┌──

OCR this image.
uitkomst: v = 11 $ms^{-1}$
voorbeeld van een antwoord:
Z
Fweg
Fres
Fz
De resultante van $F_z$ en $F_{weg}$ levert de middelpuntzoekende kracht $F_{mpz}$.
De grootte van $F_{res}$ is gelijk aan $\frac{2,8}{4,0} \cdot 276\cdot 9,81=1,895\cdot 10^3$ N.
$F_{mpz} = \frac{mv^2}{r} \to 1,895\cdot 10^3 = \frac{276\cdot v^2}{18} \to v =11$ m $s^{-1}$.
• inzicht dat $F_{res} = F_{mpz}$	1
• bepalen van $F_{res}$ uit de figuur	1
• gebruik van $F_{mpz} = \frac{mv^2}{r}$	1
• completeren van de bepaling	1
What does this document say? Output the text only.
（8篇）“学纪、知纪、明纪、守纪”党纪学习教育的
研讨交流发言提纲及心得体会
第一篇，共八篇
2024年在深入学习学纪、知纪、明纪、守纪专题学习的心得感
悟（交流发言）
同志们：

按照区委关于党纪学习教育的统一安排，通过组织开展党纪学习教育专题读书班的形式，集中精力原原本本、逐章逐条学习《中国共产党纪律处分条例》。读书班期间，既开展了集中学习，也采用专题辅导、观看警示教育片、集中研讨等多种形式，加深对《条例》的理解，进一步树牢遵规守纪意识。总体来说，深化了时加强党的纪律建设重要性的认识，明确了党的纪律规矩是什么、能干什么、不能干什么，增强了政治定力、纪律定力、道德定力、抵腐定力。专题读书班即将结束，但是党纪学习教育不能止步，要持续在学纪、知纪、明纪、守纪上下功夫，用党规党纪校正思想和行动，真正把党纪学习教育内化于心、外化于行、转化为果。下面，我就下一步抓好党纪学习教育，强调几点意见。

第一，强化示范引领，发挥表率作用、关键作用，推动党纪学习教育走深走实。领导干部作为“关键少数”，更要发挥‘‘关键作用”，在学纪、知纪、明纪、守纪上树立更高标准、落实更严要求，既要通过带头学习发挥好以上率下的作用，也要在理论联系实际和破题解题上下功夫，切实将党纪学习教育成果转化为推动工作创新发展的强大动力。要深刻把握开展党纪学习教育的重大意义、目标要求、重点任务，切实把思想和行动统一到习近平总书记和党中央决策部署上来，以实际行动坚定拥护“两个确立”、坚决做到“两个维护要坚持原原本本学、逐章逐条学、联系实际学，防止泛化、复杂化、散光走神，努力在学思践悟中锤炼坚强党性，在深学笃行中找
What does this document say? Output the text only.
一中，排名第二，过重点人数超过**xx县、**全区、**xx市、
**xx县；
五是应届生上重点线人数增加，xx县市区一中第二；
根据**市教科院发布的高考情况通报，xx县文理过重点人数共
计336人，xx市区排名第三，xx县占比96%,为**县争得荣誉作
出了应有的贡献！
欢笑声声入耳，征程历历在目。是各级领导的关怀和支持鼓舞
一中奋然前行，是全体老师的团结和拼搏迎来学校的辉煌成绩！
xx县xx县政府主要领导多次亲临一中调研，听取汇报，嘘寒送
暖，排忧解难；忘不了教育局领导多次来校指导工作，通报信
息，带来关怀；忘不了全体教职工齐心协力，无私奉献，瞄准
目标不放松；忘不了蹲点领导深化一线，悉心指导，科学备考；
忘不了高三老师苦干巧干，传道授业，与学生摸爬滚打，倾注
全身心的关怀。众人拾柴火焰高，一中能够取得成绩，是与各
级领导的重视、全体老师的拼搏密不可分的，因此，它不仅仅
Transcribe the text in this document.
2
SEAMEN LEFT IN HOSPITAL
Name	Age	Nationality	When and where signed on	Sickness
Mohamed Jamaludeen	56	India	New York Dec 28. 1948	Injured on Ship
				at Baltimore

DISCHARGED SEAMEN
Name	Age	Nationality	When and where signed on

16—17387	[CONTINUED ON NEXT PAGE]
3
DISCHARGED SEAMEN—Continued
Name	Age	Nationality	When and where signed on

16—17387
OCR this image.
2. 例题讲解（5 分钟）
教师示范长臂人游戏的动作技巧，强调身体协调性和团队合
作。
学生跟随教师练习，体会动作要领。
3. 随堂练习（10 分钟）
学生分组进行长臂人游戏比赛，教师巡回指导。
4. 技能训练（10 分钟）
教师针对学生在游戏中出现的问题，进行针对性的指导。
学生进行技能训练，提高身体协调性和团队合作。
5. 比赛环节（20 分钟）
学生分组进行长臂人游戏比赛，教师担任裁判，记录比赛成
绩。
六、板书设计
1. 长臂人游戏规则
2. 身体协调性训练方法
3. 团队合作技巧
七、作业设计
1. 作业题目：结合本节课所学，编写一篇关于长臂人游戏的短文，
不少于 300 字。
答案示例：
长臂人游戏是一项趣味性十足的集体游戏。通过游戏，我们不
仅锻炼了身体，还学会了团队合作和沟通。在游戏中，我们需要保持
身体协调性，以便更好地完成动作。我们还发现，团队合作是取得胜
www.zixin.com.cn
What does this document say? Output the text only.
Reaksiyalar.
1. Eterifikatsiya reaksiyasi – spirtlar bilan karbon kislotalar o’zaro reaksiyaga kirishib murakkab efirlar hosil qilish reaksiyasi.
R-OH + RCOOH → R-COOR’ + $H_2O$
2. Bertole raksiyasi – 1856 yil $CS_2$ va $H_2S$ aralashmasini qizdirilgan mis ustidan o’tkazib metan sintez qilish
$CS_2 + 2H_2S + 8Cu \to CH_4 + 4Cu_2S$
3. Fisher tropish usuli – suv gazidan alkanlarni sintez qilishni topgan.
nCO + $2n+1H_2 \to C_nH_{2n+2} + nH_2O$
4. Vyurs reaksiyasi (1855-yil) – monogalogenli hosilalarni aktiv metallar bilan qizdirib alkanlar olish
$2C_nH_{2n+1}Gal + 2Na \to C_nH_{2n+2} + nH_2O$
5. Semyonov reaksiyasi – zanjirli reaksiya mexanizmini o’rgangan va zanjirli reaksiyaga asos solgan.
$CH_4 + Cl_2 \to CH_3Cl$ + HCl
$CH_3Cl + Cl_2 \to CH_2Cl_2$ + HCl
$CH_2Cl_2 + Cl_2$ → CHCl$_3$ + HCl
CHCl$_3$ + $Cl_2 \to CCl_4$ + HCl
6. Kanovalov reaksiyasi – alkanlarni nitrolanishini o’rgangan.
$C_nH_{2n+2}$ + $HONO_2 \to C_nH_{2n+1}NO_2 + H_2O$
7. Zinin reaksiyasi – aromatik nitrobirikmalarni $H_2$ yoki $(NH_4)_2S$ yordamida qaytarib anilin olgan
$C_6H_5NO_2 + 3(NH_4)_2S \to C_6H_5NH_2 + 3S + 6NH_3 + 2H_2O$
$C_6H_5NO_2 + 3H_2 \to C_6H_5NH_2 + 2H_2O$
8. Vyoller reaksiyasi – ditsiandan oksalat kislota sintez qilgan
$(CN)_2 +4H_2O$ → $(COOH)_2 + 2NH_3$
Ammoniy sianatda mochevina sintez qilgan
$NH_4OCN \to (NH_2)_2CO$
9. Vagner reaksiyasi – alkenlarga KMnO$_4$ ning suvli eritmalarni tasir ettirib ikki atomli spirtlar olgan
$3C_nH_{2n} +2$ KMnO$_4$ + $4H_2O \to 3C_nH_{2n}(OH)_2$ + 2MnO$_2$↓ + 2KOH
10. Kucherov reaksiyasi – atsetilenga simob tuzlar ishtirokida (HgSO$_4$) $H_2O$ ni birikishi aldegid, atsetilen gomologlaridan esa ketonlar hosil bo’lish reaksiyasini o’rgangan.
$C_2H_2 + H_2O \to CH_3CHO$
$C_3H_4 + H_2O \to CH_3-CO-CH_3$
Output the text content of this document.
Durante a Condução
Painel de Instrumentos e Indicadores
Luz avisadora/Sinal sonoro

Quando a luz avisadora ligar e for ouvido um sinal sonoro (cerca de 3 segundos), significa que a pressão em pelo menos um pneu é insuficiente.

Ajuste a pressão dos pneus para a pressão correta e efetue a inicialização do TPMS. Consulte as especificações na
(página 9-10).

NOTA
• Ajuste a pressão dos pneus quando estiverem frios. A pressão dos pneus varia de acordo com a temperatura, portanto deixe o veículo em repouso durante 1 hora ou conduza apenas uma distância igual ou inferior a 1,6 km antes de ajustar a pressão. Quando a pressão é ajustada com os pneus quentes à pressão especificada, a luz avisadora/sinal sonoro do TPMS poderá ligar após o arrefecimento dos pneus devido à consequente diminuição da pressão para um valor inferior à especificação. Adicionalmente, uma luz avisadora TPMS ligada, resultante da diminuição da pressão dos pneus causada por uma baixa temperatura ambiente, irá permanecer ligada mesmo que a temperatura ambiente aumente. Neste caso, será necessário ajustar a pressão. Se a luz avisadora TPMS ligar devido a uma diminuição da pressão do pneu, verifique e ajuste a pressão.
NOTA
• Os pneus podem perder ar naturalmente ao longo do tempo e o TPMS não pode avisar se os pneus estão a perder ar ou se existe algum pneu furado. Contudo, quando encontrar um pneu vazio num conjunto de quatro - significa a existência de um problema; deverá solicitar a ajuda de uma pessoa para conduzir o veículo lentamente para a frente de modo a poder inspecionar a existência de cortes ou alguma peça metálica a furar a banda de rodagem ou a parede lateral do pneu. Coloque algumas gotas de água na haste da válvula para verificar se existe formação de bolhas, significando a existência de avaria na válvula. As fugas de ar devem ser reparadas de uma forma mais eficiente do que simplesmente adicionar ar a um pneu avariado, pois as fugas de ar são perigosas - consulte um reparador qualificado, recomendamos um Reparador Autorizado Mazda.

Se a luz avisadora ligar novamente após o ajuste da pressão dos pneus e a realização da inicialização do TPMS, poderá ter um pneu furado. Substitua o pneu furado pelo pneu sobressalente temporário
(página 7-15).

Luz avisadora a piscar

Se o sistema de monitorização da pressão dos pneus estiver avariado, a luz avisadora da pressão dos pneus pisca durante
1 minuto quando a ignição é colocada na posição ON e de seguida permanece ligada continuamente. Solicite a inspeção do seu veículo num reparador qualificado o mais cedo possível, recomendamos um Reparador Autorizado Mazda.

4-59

└──

■ **The task**
Copy all lines of the material above where the string "frac" occurs.

■ **Output**
De grootte van $F_{res}$ is gelijk aan $\frac{2,8}{4,0} \cdot 276\cdot 9,81=1,895\cdot 10^3$ N.
$F_{mpz} = \frac{mv^2}{r} \to 1,895\cdot 10^3 = \frac{276\cdot v^2}{18} \to v =11$ m $s^{-1}$.
• gebruik van $F_{mpz} = \frac{mv^2}{r}$	1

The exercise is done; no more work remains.